● **TASK GOAL**:
How many lines of the records hold the string "Picks"? Reply with the number alone.

----------------

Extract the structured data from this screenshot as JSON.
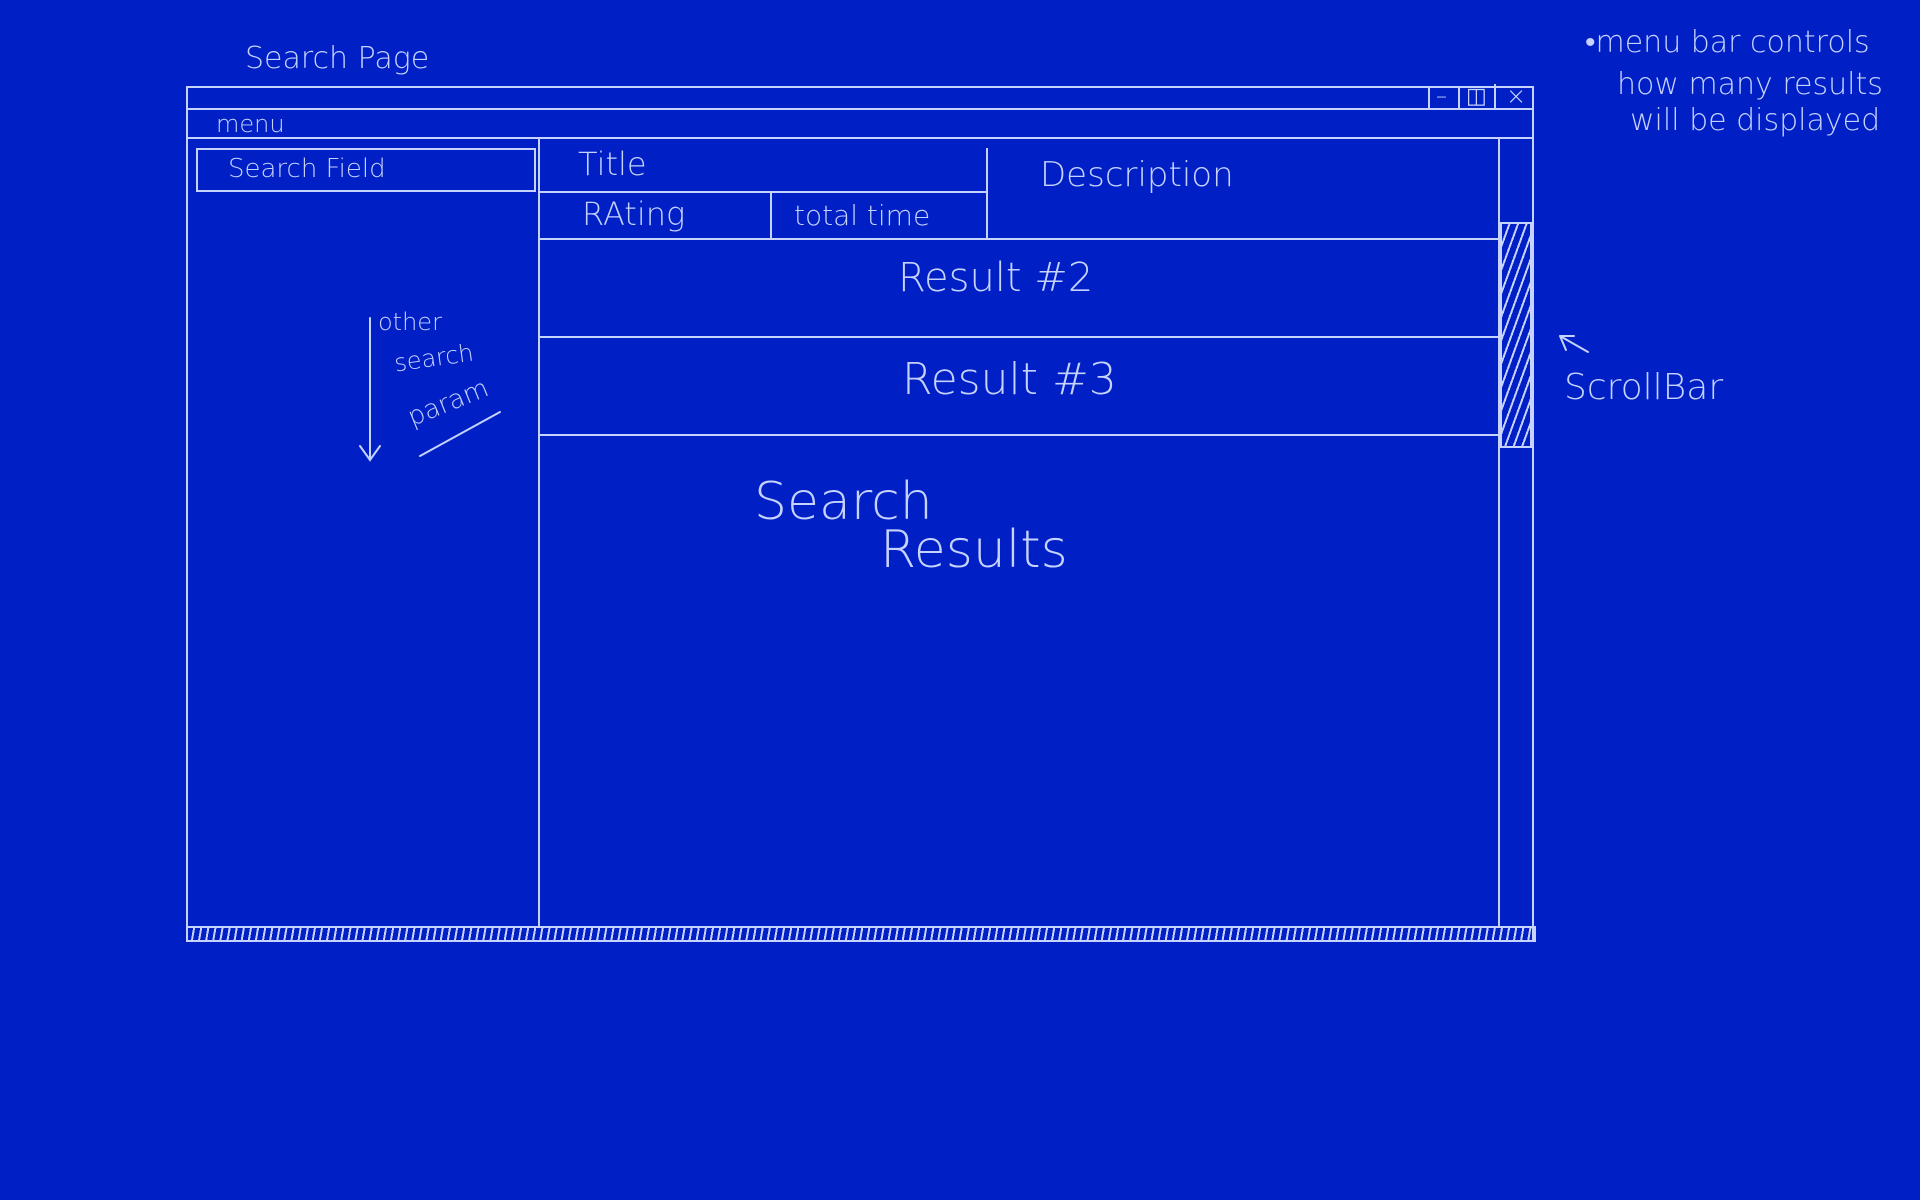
{
  "page_title": "Search Page",
  "window": {
    "menu_label": "menu",
    "controls": {
      "minimize": "–",
      "maximize": "◫",
      "close": "×"
    }
  },
  "sidebar": {
    "search_field": "Search Field",
    "note_lines": [
      "other",
      "search",
      "param"
    ]
  },
  "result_header": {
    "title": "Title",
    "rating": "RAting",
    "total_time": "total time",
    "description": "Description"
  },
  "results": [
    "Result #2",
    "Result #3"
  ],
  "results_area_label_line1": "Search",
  "results_area_label_line2": "Results",
  "annotations": {
    "menu_note": [
      "•menu bar controls",
      "how many results",
      "will be displayed"
    ],
    "scrollbar_note": "ScrollBar"
  },
  "colors": {
    "background": "#0020c6",
    "ink": "#c6d2ff"
  }
}
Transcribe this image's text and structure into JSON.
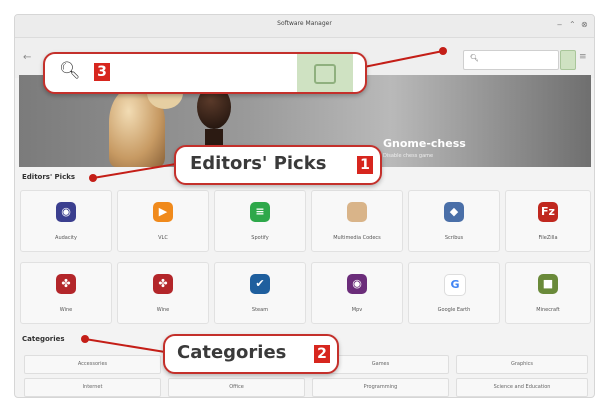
{
  "window": {
    "title": "Software Manager"
  },
  "search": {
    "placeholder": ""
  },
  "banner": {
    "title": "Gnome-chess",
    "subtitle": "Disable chess game"
  },
  "sections": {
    "editors_picks": "Editors' Picks",
    "categories": "Categories"
  },
  "apps": [
    {
      "name": "Audacity",
      "icon": "audacity-icon",
      "color": "#3b3f8f",
      "glyph": "◉"
    },
    {
      "name": "VLC",
      "icon": "vlc-icon",
      "color": "#f08a1c",
      "glyph": "▶"
    },
    {
      "name": "Spotify",
      "icon": "spotify-icon",
      "color": "#2ea84a",
      "glyph": "≡"
    },
    {
      "name": "Multimedia Codecs",
      "icon": "codecs-icon",
      "color": "#d9b489",
      "glyph": ""
    },
    {
      "name": "Scribus",
      "icon": "scribus-icon",
      "color": "#4a6fa8",
      "glyph": "◆"
    },
    {
      "name": "FileZilla",
      "icon": "filezilla-icon",
      "color": "#c0281f",
      "glyph": "Fz"
    },
    {
      "name": "Wine",
      "icon": "wine-icon",
      "color": "#b3262a",
      "glyph": "✤"
    },
    {
      "name": "Wine",
      "icon": "wine-icon",
      "color": "#b3262a",
      "glyph": "✤"
    },
    {
      "name": "Steam",
      "icon": "steam-icon",
      "color": "#1f5f9e",
      "glyph": "✔"
    },
    {
      "name": "Mpv",
      "icon": "mpv-icon",
      "color": "#6b2d7a",
      "glyph": "◉"
    },
    {
      "name": "Google Earth",
      "icon": "google-icon",
      "color": "#ffffff",
      "glyph": "G"
    },
    {
      "name": "Minecraft",
      "icon": "minecraft-icon",
      "color": "#6a8a3a",
      "glyph": "■"
    }
  ],
  "categories": [
    {
      "label": "Accessories"
    },
    {
      "label": ""
    },
    {
      "label": "Games"
    },
    {
      "label": "Graphics"
    },
    {
      "label": "Internet"
    },
    {
      "label": "Office"
    },
    {
      "label": "Programming"
    },
    {
      "label": "Science and Education"
    }
  ],
  "callouts": [
    {
      "label": "",
      "number": "3"
    },
    {
      "label": "Editors' Picks",
      "number": "1"
    },
    {
      "label": "Categories",
      "number": "2"
    }
  ],
  "colors": {
    "accent_red": "#d7261e",
    "search_green": "#cfe2c2"
  }
}
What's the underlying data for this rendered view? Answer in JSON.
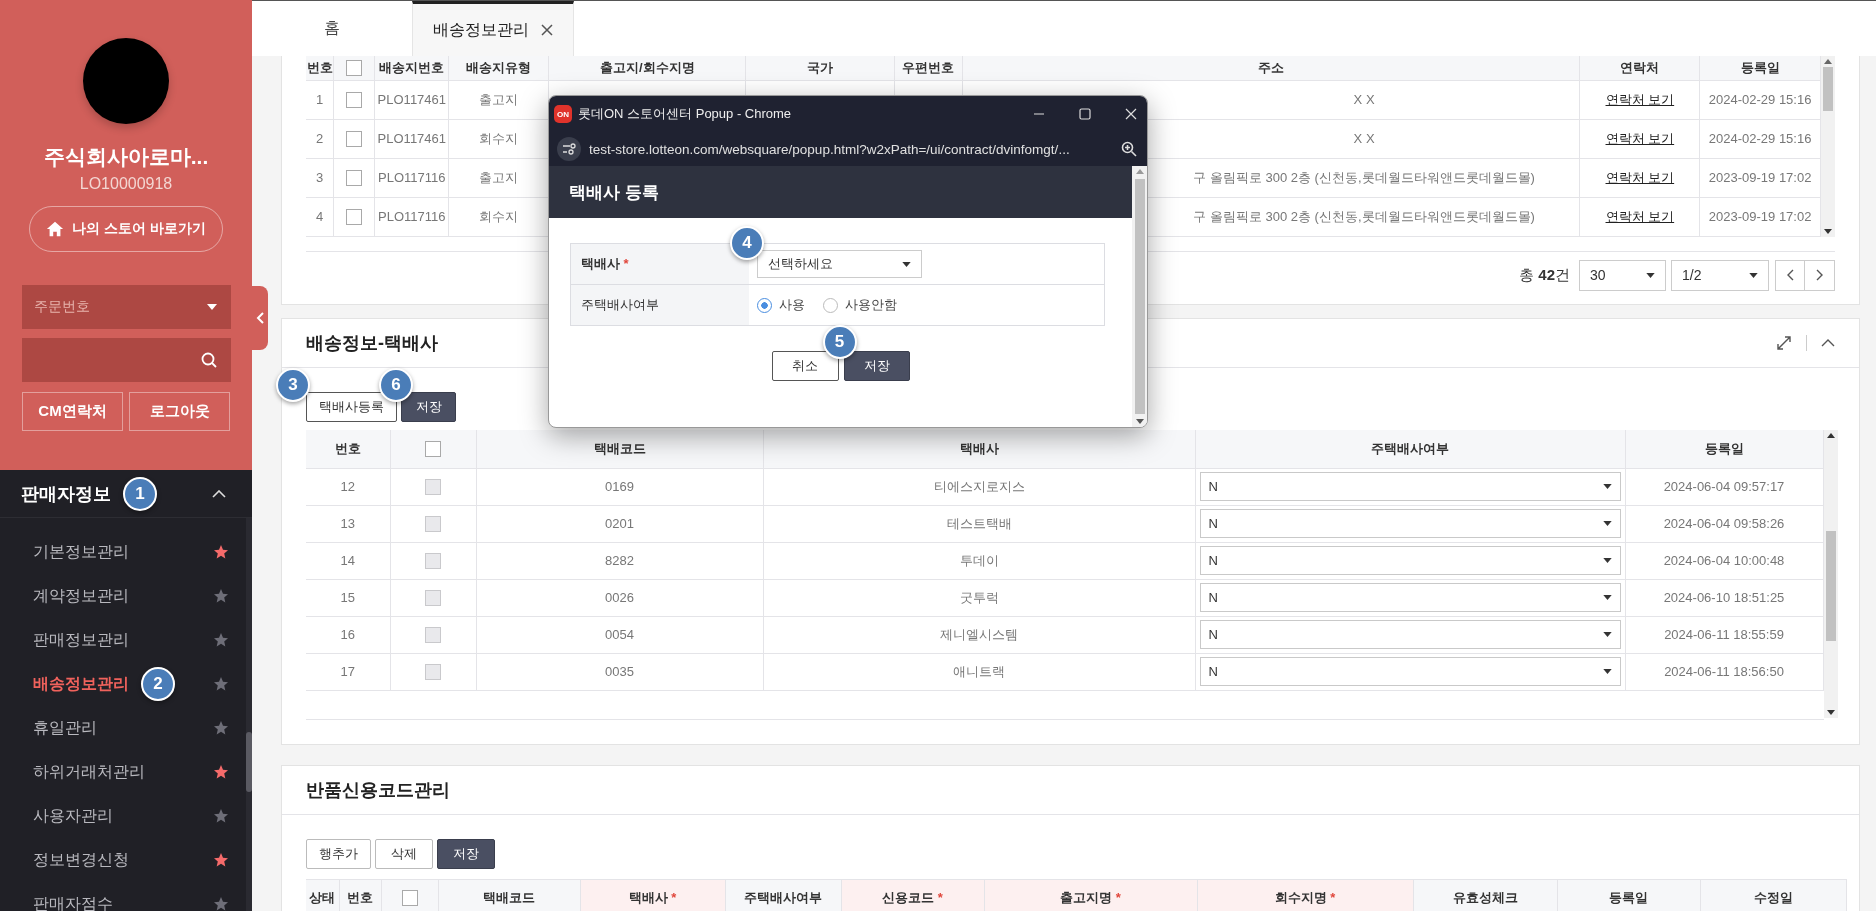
{
  "sidebar": {
    "company_name": "주식회사아로마...",
    "seller_id": "LO10000918",
    "store_button": "나의 스토어 바로가기",
    "search_type": "주문번호",
    "buttons": [
      "CM연락처",
      "로그아웃"
    ],
    "menu": {
      "title": "판매자정보",
      "expanded": true,
      "marker": "1",
      "items": [
        {
          "label": "기본정보관리",
          "selected": false,
          "favorite": true
        },
        {
          "label": "계약정보관리",
          "selected": false,
          "favorite": false
        },
        {
          "label": "판매정보관리",
          "selected": false,
          "favorite": false
        },
        {
          "label": "배송정보관리",
          "selected": true,
          "favorite": false,
          "marker": "2"
        },
        {
          "label": "휴일관리",
          "selected": false,
          "favorite": false
        },
        {
          "label": "하위거래처관리",
          "selected": false,
          "favorite": true
        },
        {
          "label": "사용자관리",
          "selected": false,
          "favorite": false
        },
        {
          "label": "정보변경신청",
          "selected": false,
          "favorite": true
        },
        {
          "label": "판매자점수",
          "selected": false,
          "favorite": false
        }
      ]
    }
  },
  "tabs": [
    {
      "label": "홈",
      "selected": false,
      "closable": false
    },
    {
      "label": "배송정보관리",
      "selected": true,
      "closable": true
    }
  ],
  "address_table": {
    "columns": [
      {
        "kind": "text",
        "label": "번호"
      },
      {
        "kind": "checkbox",
        "checked": false
      },
      {
        "kind": "text",
        "label": "배송지번호"
      },
      {
        "kind": "text",
        "label": "배송지유형"
      },
      {
        "kind": "text",
        "label": "출고지/회수지명"
      },
      {
        "kind": "text",
        "label": "국가"
      },
      {
        "kind": "text",
        "label": "우편번호"
      },
      {
        "kind": "text",
        "label": "주소"
      },
      {
        "kind": "text",
        "label": "연락처"
      },
      {
        "kind": "text",
        "label": "등록일"
      }
    ],
    "rows": [
      {
        "no": "1",
        "checked": false,
        "site_code": "PLO117461",
        "site_type": "출고지",
        "address": "X X",
        "contact": "연락처 보기",
        "registered": "2024-02-29 15:16"
      },
      {
        "no": "2",
        "checked": false,
        "site_code": "PLO117461",
        "site_type": "회수지",
        "address": "X X",
        "contact": "연락처 보기",
        "registered": "2024-02-29 15:16"
      },
      {
        "no": "3",
        "checked": false,
        "site_code": "PLO117116",
        "site_type": "출고지",
        "address": "구 올림픽로 300 2층 (신천동,롯데월드타워앤드롯데월드몰)",
        "contact": "연락처 보기",
        "registered": "2023-09-19 17:02"
      },
      {
        "no": "4",
        "checked": false,
        "site_code": "PLO117116",
        "site_type": "회수지",
        "address": "구 올림픽로 300 2층 (신천동,롯데월드타워앤드롯데월드몰)",
        "contact": "연락처 보기",
        "registered": "2023-09-19 17:02"
      }
    ],
    "pagination": {
      "total": "총 **42**건",
      "page_size": "30",
      "page": "1/2"
    }
  },
  "courier_section": {
    "title": "배송정보-택배사",
    "buttons": [
      {
        "label": "택배사등록",
        "kind": "outline",
        "marker": "3"
      },
      {
        "label": "저장",
        "kind": "primary",
        "marker": "6"
      }
    ],
    "columns": [
      {
        "kind": "text",
        "label": "번호"
      },
      {
        "kind": "checkbox",
        "checked": false
      },
      {
        "kind": "text",
        "label": "택배코드"
      },
      {
        "kind": "text",
        "label": "택배사"
      },
      {
        "kind": "text",
        "label": "주택배사여부"
      },
      {
        "kind": "text",
        "label": "등록일"
      }
    ],
    "rows": [
      {
        "no": "12",
        "checked": false,
        "disabled": true,
        "code": "0169",
        "courier": "티에스지로지스",
        "main_courier": "N",
        "registered": "2024-06-04 09:57:17"
      },
      {
        "no": "13",
        "checked": false,
        "disabled": true,
        "code": "0201",
        "courier": "테스트택배",
        "main_courier": "N",
        "registered": "2024-06-04 09:58:26"
      },
      {
        "no": "14",
        "checked": false,
        "disabled": true,
        "code": "8282",
        "courier": "투데이",
        "main_courier": "N",
        "registered": "2024-06-04 10:00:48"
      },
      {
        "no": "15",
        "checked": false,
        "disabled": true,
        "code": "0026",
        "courier": "굿투럭",
        "main_courier": "N",
        "registered": "2024-06-10 18:51:25"
      },
      {
        "no": "16",
        "checked": false,
        "disabled": true,
        "code": "0054",
        "courier": "제니엘시스템",
        "main_courier": "N",
        "registered": "2024-06-11 18:55:59"
      },
      {
        "no": "17",
        "checked": false,
        "disabled": true,
        "code": "0035",
        "courier": "애니트랙",
        "main_courier": "N",
        "registered": "2024-06-11 18:56:50"
      }
    ]
  },
  "return_code_section": {
    "title": "반품신용코드관리",
    "buttons": [
      {
        "label": "행추가",
        "kind": "outline"
      },
      {
        "label": "삭제",
        "kind": "outline"
      },
      {
        "label": "저장",
        "kind": "primary"
      }
    ],
    "columns": [
      {
        "kind": "text",
        "label": "상태"
      },
      {
        "kind": "text",
        "label": "번호"
      },
      {
        "kind": "checkbox",
        "checked": false
      },
      {
        "kind": "text",
        "label": "택배코드"
      },
      {
        "kind": "text",
        "label": "택배사",
        "required_mark": "*"
      },
      {
        "kind": "text",
        "label": "주택배사여부"
      },
      {
        "kind": "text",
        "label": "신용코드",
        "required_mark": "*"
      },
      {
        "kind": "text",
        "label": "출고지명",
        "required_mark": "*"
      },
      {
        "kind": "text",
        "label": "회수지명",
        "required_mark": "*"
      },
      {
        "kind": "text",
        "label": "유효성체크"
      },
      {
        "kind": "text",
        "label": "등록일"
      },
      {
        "kind": "text",
        "label": "수정일"
      }
    ]
  },
  "popup": {
    "logo_text": "ON",
    "title": "롯데ON 스토어센터 Popup - Chrome",
    "url": "test-store.lotteon.com/websquare/popup.html?w2xPath=/ui/contract/dvinfomgt/...",
    "heading": "택배사 등록",
    "fields": [
      {
        "kind": "select",
        "label": "택배사",
        "required_mark": "*",
        "value": "선택하세요",
        "marker": "4"
      },
      {
        "kind": "radio",
        "label": "주택배사여부",
        "options": [
          {
            "label": "사용",
            "selected": true
          },
          {
            "label": "사용안함",
            "selected": false
          }
        ]
      }
    ],
    "buttons": [
      {
        "label": "취소",
        "kind": "outline"
      },
      {
        "label": "저장",
        "kind": "primary",
        "marker": "5"
      }
    ]
  }
}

----------------

● **TASK ANSWER**:
2